*WORK TO COMPLETE*
Could you transcribe every record below exactly as written, leaving out any pictures?

*ENTRIES SUPPLIED*

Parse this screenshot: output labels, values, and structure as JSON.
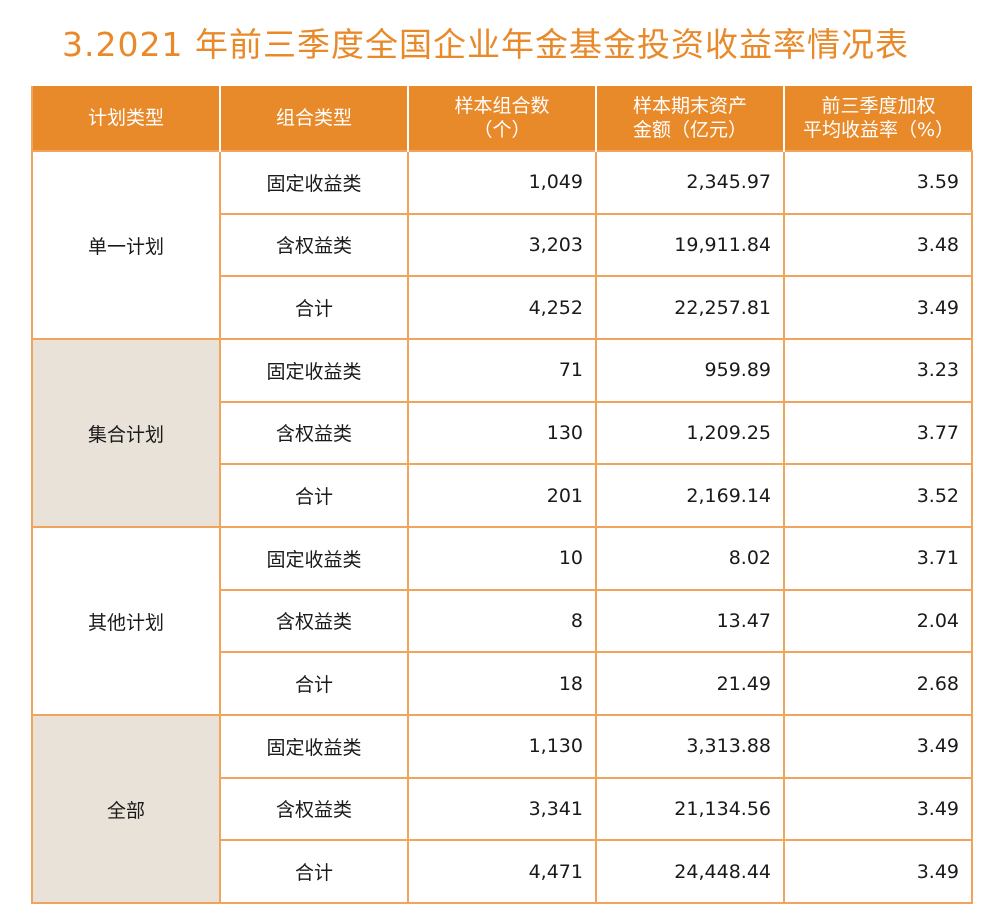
{
  "title": "3.2021 年前三季度全国企业年金基金投资收益率情况表",
  "headers": {
    "plan_type": "计划类型",
    "portfolio_type": "组合类型",
    "sample_count": [
      "样本组合数",
      "（个）"
    ],
    "assets": [
      "样本期末资产",
      "金额（亿元）"
    ],
    "return_rate": [
      "前三季度加权",
      "平均收益率（%）"
    ]
  },
  "groups": [
    {
      "plan": "单一计划",
      "rows": [
        {
          "type": "固定收益类",
          "count": "1,049",
          "assets": "2,345.97",
          "rate": "3.59"
        },
        {
          "type": "含权益类",
          "count": "3,203",
          "assets": "19,911.84",
          "rate": "3.48"
        },
        {
          "type": "合计",
          "count": "4,252",
          "assets": "22,257.81",
          "rate": "3.49"
        }
      ]
    },
    {
      "plan": "集合计划",
      "rows": [
        {
          "type": "固定收益类",
          "count": "71",
          "assets": "959.89",
          "rate": "3.23"
        },
        {
          "type": "含权益类",
          "count": "130",
          "assets": "1,209.25",
          "rate": "3.77"
        },
        {
          "type": "合计",
          "count": "201",
          "assets": "2,169.14",
          "rate": "3.52"
        }
      ]
    },
    {
      "plan": "其他计划",
      "rows": [
        {
          "type": "固定收益类",
          "count": "10",
          "assets": "8.02",
          "rate": "3.71"
        },
        {
          "type": "含权益类",
          "count": "8",
          "assets": "13.47",
          "rate": "2.04"
        },
        {
          "type": "合计",
          "count": "18",
          "assets": "21.49",
          "rate": "2.68"
        }
      ]
    },
    {
      "plan": "全部",
      "rows": [
        {
          "type": "固定收益类",
          "count": "1,130",
          "assets": "3,313.88",
          "rate": "3.49"
        },
        {
          "type": "含权益类",
          "count": "3,341",
          "assets": "21,134.56",
          "rate": "3.49"
        },
        {
          "type": "合计",
          "count": "4,471",
          "assets": "24,448.44",
          "rate": "3.49"
        }
      ]
    }
  ],
  "colors": {
    "accent": "#e8892a",
    "border": "#f0a45c",
    "shade": "#e8e2d9"
  }
}
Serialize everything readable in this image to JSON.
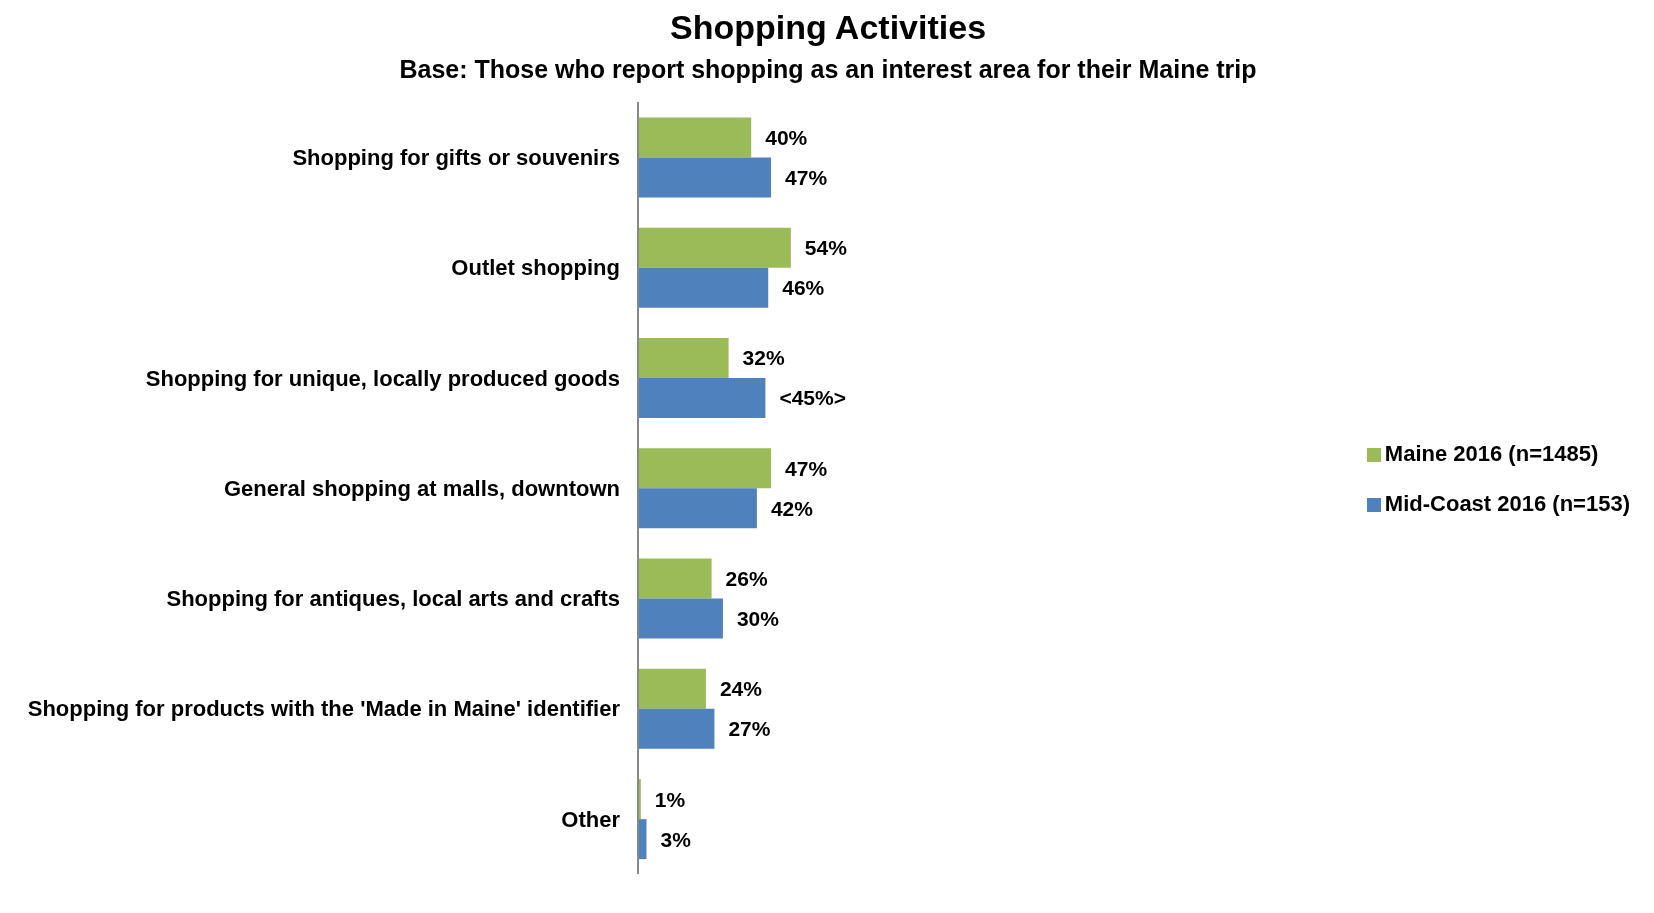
{
  "chart_data": {
    "type": "bar",
    "orientation": "horizontal",
    "title": "Shopping Activities",
    "subtitle": "Base: Those who report shopping as an interest area for their Maine trip",
    "categories": [
      "Shopping for gifts or souvenirs",
      "Outlet shopping",
      "Shopping for unique, locally produced goods",
      "General shopping at malls, downtown",
      "Shopping for antiques, local arts and crafts",
      "Shopping for products with the 'Made in Maine' identifier",
      "Other"
    ],
    "series": [
      {
        "name": "Maine 2016 (n=1485)",
        "color": "#9bbb59",
        "values": [
          40,
          54,
          32,
          47,
          26,
          24,
          1
        ],
        "value_labels": [
          "40%",
          "54%",
          "32%",
          "47%",
          "26%",
          "24%",
          "1%"
        ]
      },
      {
        "name": "Mid-Coast 2016 (n=153)",
        "color": "#4f81bd",
        "values": [
          47,
          46,
          45,
          42,
          30,
          27,
          3
        ],
        "value_labels": [
          "47%",
          "46%",
          "<45%>",
          "42%",
          "30%",
          "27%",
          "3%"
        ]
      }
    ],
    "legend": "right",
    "grid": false
  }
}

*FULL RESPONSE*
Parse this screenshot: output labels, values, and structure as JSON.
{
  "title": "3.2021 年前三季度全国企业年金基金投资收益率情况表",
  "headers": {
    "plan_type": "计划类型",
    "portfolio_type": "组合类型",
    "sample_count": [
      "样本组合数",
      "（个）"
    ],
    "assets": [
      "样本期末资产",
      "金额（亿元）"
    ],
    "return_rate": [
      "前三季度加权",
      "平均收益率（%）"
    ]
  },
  "groups": [
    {
      "plan": "单一计划",
      "rows": [
        {
          "type": "固定收益类",
          "count": "1,049",
          "assets": "2,345.97",
          "rate": "3.59"
        },
        {
          "type": "含权益类",
          "count": "3,203",
          "assets": "19,911.84",
          "rate": "3.48"
        },
        {
          "type": "合计",
          "count": "4,252",
          "assets": "22,257.81",
          "rate": "3.49"
        }
      ]
    },
    {
      "plan": "集合计划",
      "rows": [
        {
          "type": "固定收益类",
          "count": "71",
          "assets": "959.89",
          "rate": "3.23"
        },
        {
          "type": "含权益类",
          "count": "130",
          "assets": "1,209.25",
          "rate": "3.77"
        },
        {
          "type": "合计",
          "count": "201",
          "assets": "2,169.14",
          "rate": "3.52"
        }
      ]
    },
    {
      "plan": "其他计划",
      "rows": [
        {
          "type": "固定收益类",
          "count": "10",
          "assets": "8.02",
          "rate": "3.71"
        },
        {
          "type": "含权益类",
          "count": "8",
          "assets": "13.47",
          "rate": "2.04"
        },
        {
          "type": "合计",
          "count": "18",
          "assets": "21.49",
          "rate": "2.68"
        }
      ]
    },
    {
      "plan": "全部",
      "rows": [
        {
          "type": "固定收益类",
          "count": "1,130",
          "assets": "3,313.88",
          "rate": "3.49"
        },
        {
          "type": "含权益类",
          "count": "3,341",
          "assets": "21,134.56",
          "rate": "3.49"
        },
        {
          "type": "合计",
          "count": "4,471",
          "assets": "24,448.44",
          "rate": "3.49"
        }
      ]
    }
  ],
  "colors": {
    "accent": "#e8892a",
    "border": "#f0a45c",
    "shade": "#e8e2d9"
  }
}
Serialize everything readable in this image to JSON.
{
  "chart_data": {
    "type": "bar",
    "orientation": "horizontal",
    "title": "Shopping Activities",
    "subtitle": "Base: Those who report shopping as an interest area for their Maine trip",
    "categories": [
      "Shopping for gifts or souvenirs",
      "Outlet shopping",
      "Shopping for unique, locally produced goods",
      "General shopping at malls, downtown",
      "Shopping for antiques, local arts and crafts",
      "Shopping for products with the 'Made in Maine' identifier",
      "Other"
    ],
    "series": [
      {
        "name": "Maine 2016 (n=1485)",
        "color": "#9bbb59",
        "values": [
          40,
          54,
          32,
          47,
          26,
          24,
          1
        ],
        "value_labels": [
          "40%",
          "54%",
          "32%",
          "47%",
          "26%",
          "24%",
          "1%"
        ]
      },
      {
        "name": "Mid-Coast 2016 (n=153)",
        "color": "#4f81bd",
        "values": [
          47,
          46,
          45,
          42,
          30,
          27,
          3
        ],
        "value_labels": [
          "47%",
          "46%",
          "<45%>",
          "42%",
          "30%",
          "27%",
          "3%"
        ]
      }
    ],
    "legend": "right",
    "grid": false
  }
}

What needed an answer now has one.